++++ Records provided
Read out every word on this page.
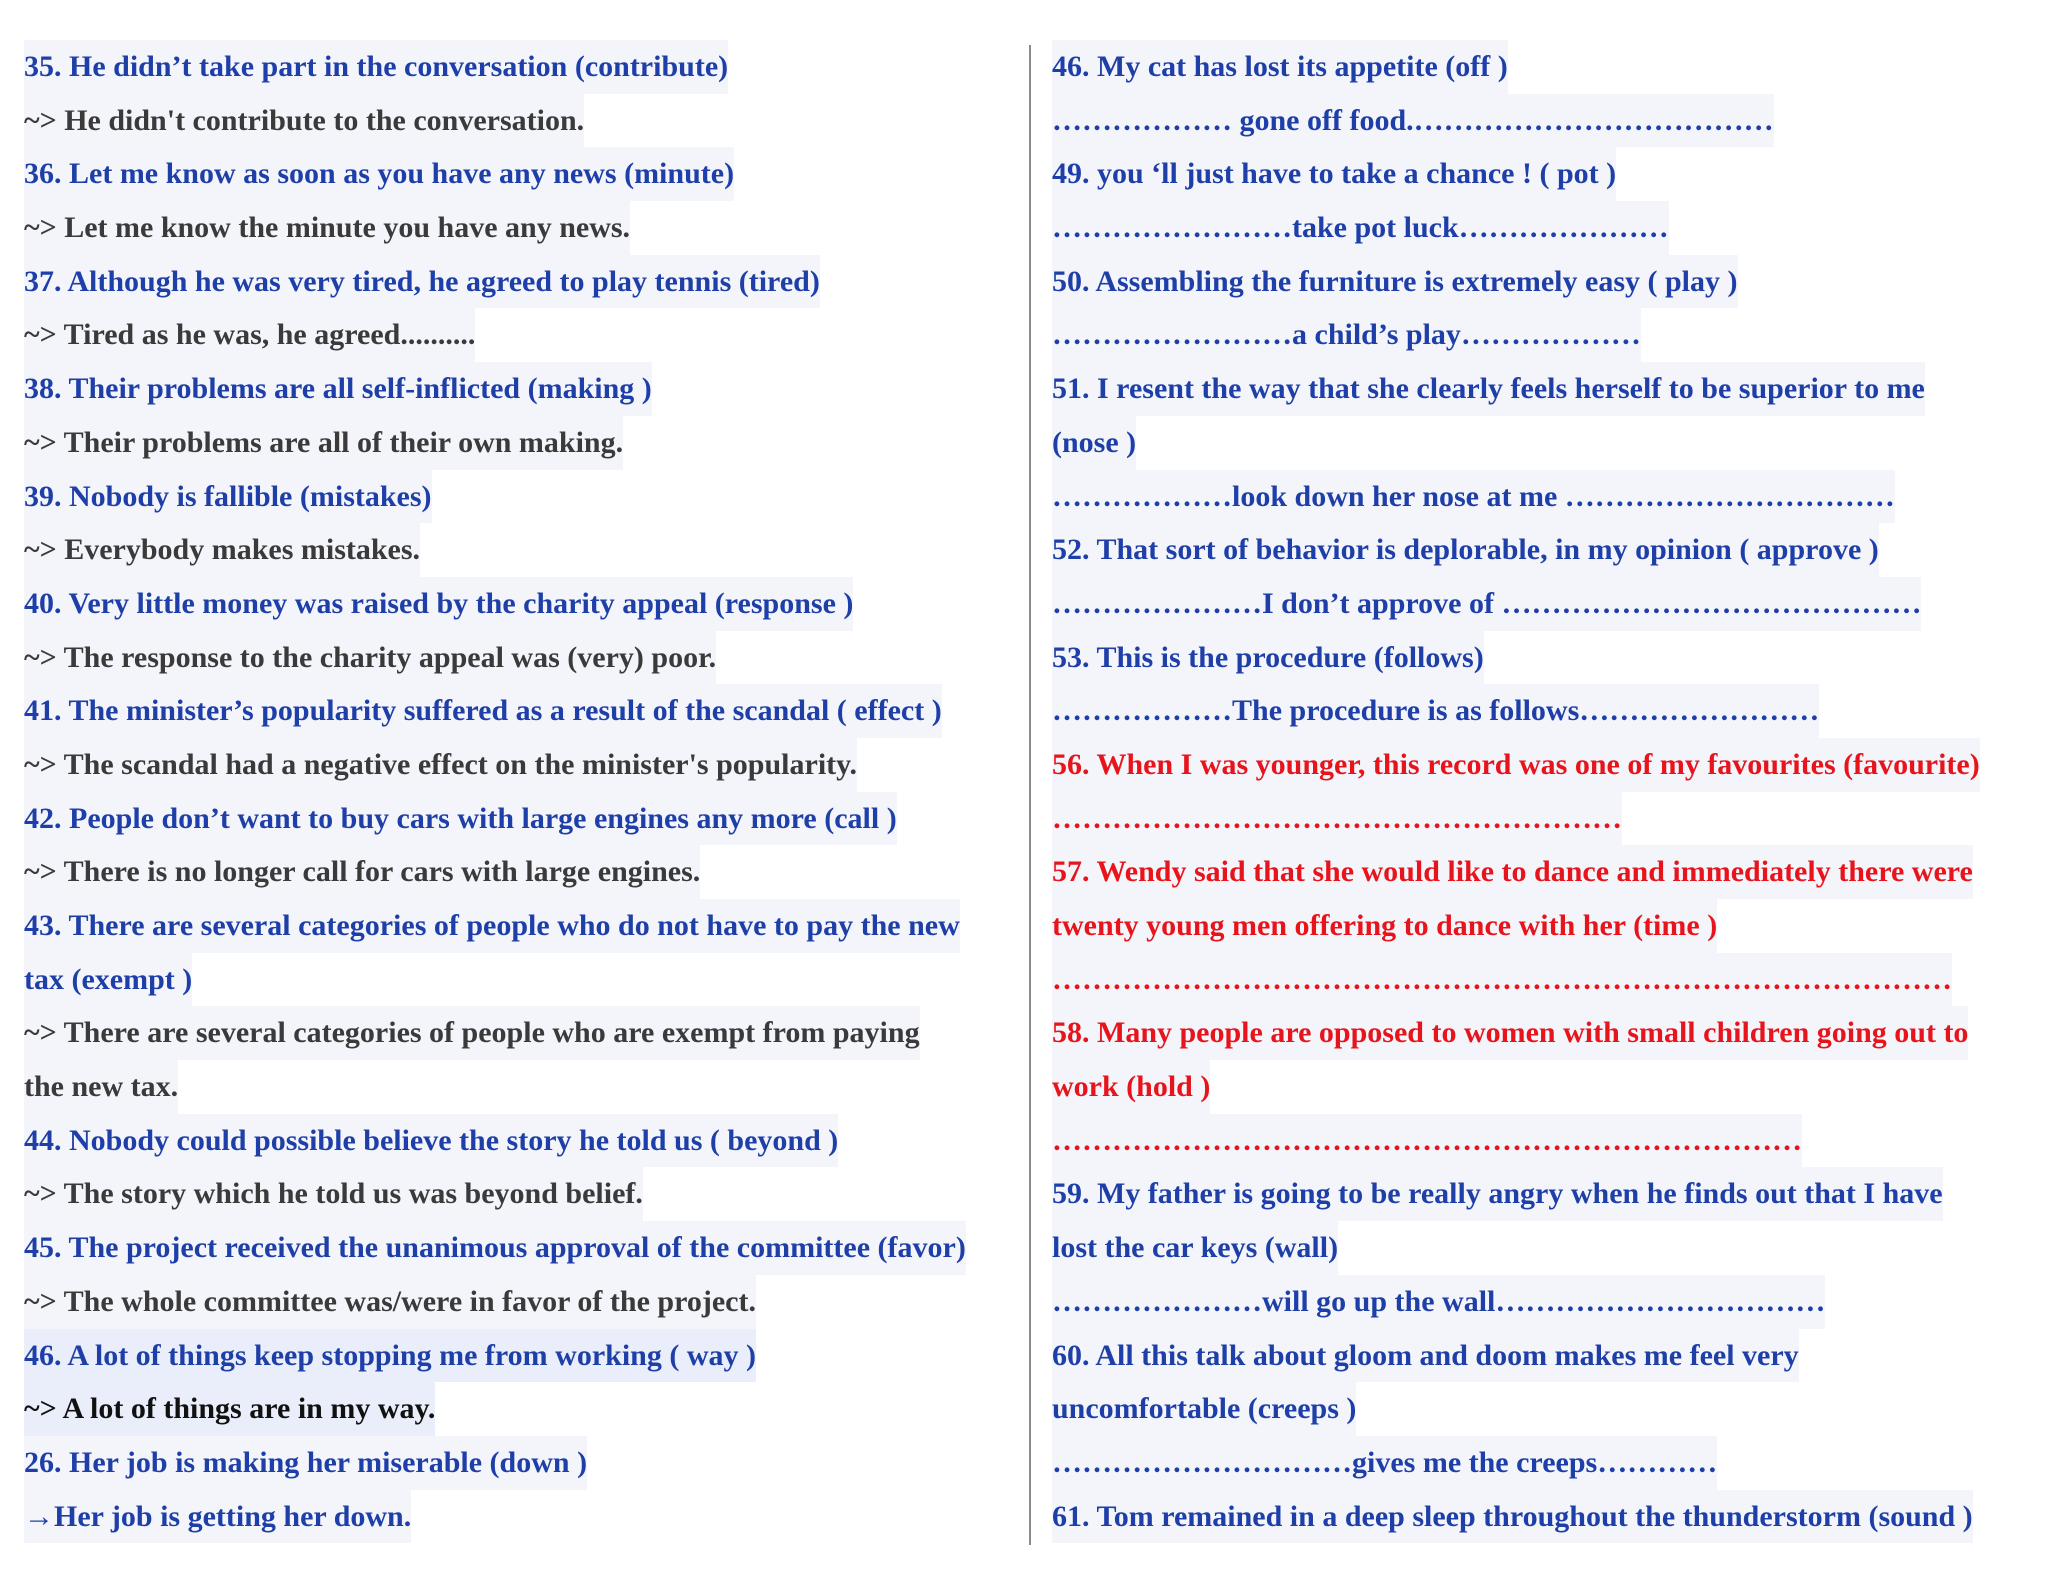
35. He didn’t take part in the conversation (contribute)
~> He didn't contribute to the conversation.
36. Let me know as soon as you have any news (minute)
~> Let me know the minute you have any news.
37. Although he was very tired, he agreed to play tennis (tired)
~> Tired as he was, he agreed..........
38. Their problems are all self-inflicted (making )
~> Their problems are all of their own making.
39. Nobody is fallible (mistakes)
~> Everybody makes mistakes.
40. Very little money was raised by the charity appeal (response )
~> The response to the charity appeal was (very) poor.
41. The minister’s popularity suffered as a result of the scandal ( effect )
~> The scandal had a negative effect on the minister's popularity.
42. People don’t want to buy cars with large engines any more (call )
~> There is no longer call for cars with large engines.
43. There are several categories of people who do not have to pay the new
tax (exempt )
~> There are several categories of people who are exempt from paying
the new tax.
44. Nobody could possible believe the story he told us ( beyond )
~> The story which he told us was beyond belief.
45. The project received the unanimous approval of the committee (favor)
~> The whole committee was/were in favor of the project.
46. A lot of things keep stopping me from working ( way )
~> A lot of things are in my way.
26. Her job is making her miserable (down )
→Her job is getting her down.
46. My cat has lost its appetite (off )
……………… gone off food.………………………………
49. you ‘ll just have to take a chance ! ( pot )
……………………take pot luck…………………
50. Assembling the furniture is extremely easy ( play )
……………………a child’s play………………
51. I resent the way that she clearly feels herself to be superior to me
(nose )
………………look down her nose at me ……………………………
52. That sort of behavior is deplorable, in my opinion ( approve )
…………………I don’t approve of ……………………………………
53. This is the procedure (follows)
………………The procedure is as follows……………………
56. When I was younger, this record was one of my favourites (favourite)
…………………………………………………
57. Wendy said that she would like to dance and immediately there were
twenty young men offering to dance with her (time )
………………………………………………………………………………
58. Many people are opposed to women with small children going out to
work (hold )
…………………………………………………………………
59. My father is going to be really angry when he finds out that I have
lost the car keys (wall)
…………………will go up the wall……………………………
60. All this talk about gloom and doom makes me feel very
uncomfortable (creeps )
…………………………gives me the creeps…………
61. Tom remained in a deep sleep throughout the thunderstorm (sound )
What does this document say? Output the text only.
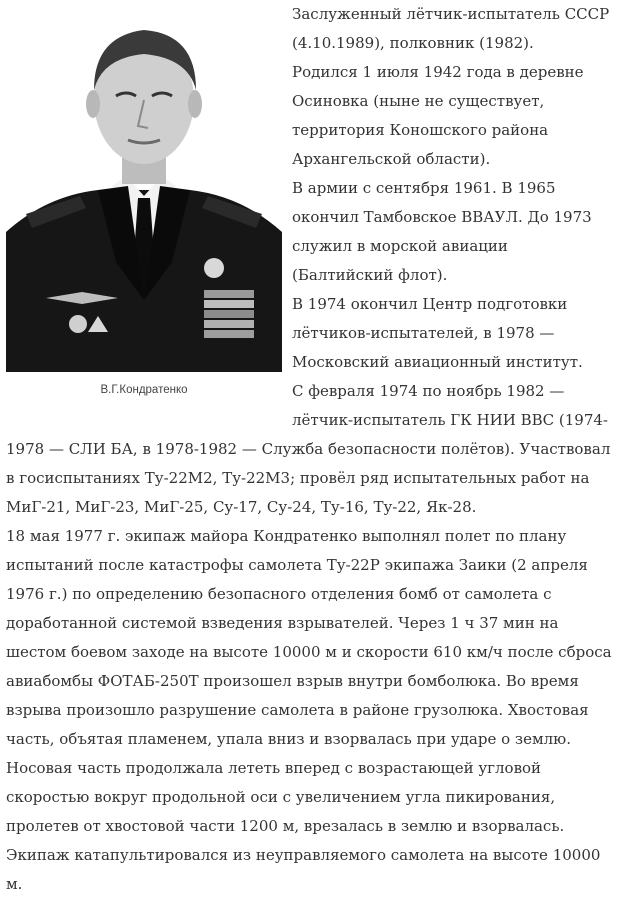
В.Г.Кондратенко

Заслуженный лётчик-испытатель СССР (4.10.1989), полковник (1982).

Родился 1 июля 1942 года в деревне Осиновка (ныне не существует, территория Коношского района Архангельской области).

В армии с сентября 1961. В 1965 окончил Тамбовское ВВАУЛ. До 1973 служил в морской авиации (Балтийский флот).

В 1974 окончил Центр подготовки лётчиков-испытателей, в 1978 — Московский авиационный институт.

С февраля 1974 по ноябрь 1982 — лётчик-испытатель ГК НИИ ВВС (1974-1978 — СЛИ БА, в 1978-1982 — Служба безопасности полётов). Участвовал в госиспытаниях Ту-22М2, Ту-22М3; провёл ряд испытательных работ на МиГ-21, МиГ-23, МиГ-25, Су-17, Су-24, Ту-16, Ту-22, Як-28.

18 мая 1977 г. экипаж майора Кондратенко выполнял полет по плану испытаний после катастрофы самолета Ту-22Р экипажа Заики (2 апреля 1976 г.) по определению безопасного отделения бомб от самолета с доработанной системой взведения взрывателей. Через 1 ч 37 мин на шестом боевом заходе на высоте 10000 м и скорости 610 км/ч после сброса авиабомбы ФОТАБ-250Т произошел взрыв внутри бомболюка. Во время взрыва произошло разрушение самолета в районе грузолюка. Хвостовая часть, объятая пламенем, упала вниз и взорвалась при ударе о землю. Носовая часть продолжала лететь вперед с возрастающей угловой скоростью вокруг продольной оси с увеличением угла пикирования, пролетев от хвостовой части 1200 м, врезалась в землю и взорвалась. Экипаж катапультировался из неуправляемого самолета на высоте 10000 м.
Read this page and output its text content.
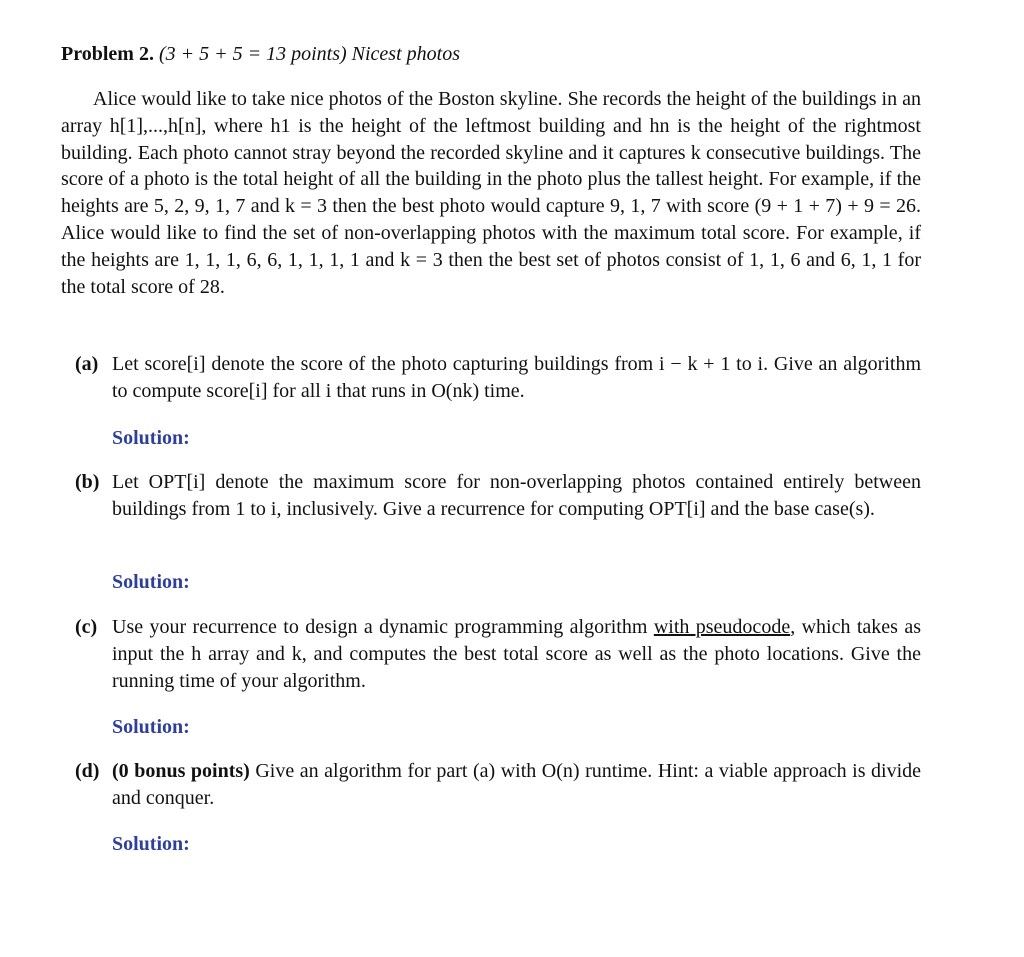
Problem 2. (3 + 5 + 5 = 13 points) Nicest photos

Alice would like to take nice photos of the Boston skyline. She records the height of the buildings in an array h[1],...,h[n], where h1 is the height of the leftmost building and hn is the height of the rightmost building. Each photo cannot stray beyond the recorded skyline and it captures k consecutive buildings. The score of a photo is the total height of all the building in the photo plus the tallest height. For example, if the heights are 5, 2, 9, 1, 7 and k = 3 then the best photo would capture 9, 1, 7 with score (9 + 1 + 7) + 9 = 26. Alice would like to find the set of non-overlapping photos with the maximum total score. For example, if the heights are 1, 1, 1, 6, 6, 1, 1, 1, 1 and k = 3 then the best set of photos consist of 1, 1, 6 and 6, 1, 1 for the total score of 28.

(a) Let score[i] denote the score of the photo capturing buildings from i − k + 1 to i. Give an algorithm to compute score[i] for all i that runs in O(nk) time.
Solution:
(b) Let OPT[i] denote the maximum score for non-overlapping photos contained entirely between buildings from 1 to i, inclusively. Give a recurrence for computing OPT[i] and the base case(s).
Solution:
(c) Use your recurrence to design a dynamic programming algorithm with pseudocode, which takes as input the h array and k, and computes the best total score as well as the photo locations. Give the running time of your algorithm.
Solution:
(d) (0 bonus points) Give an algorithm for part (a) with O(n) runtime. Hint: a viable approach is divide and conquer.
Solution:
++++++++
Your task:
Find the word "like" in the data and copy out each line where it turns up.

Final result:
57. Wendy said that she would like to dance and immediately there were
Alice would like to take nice photos of the Boston skyline. She records the height of the buildings in an array h[1],...,h[n], where h1 is the height of the leftmost building and hn is the height of the rightmost building. Each photo cannot stray beyond the recorded skyline and it captures k consecutive buildings. The score of a photo is the total height of all the building in the photo plus the tallest height. For example, if the heights are 5, 2, 9, 1, 7 and k = 3 then the best photo would capture 9, 1, 7 with score (9 + 1 + 7) + 9 = 26. Alice would like to find the set of non-overlapping photos with the maximum total score. For example, if the heights are 1, 1, 1, 6, 6, 1, 1, 1, 1 and k = 3 then the best set of photos consist of 1, 1, 6 and 6, 1, 1 for the total score of 28.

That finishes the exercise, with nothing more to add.